[Figure record listings]
= = = = = = =

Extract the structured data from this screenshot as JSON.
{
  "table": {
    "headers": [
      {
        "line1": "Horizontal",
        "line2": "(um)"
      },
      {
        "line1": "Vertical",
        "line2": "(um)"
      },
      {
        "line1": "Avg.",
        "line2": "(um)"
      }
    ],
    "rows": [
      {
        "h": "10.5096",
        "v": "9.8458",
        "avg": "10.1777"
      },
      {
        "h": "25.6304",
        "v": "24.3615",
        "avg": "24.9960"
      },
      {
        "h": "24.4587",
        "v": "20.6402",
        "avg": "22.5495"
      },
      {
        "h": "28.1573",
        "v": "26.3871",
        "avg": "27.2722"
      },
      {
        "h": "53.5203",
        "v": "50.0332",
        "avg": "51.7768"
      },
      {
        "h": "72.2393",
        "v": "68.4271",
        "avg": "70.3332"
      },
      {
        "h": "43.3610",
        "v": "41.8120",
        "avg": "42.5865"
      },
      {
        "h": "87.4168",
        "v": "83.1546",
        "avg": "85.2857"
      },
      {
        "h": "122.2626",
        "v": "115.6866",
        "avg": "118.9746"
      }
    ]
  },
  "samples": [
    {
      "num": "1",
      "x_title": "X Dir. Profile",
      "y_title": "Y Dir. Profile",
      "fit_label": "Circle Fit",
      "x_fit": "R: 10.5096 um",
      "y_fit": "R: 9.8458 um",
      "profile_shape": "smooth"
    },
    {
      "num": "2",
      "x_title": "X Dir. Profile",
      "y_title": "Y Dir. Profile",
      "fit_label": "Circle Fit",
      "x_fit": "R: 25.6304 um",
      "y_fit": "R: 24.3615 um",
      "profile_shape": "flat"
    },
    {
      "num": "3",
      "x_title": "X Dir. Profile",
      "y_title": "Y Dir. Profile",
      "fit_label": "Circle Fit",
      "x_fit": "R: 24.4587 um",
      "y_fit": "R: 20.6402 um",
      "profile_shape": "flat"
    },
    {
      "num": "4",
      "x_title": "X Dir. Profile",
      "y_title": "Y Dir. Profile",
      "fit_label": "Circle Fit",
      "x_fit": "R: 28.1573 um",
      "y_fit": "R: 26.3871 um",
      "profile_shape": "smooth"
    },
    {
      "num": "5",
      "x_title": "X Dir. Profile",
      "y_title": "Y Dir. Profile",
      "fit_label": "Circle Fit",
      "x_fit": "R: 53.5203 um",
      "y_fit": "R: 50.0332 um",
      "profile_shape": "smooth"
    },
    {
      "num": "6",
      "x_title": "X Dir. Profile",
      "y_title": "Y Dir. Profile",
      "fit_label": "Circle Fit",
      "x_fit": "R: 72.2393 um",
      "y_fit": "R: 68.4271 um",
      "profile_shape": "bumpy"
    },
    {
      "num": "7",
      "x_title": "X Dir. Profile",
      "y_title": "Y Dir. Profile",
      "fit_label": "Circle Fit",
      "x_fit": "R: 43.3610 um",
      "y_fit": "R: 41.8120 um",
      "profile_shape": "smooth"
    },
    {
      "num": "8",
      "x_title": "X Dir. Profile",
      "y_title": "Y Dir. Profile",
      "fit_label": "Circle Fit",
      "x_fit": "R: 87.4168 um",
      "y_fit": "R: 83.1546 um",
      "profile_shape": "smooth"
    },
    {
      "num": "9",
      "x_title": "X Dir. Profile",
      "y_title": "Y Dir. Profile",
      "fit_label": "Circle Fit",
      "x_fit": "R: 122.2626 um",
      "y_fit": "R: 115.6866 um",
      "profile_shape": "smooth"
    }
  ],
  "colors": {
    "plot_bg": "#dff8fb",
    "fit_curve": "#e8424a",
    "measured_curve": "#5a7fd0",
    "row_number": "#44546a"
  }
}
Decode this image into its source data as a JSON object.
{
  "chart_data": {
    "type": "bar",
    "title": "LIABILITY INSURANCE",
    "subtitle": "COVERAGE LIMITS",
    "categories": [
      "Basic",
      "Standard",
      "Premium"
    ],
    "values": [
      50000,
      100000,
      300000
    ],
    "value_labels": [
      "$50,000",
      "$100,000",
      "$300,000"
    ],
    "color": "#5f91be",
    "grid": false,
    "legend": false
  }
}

= = = = = = =

◆ Goal of the exercise ◆
Show all lines in the entries above where the word "this" appears.

◆ Expected output ◆
Extract the structured data from this screenshot as JSON.
Decode this image into its source data as a JSON object.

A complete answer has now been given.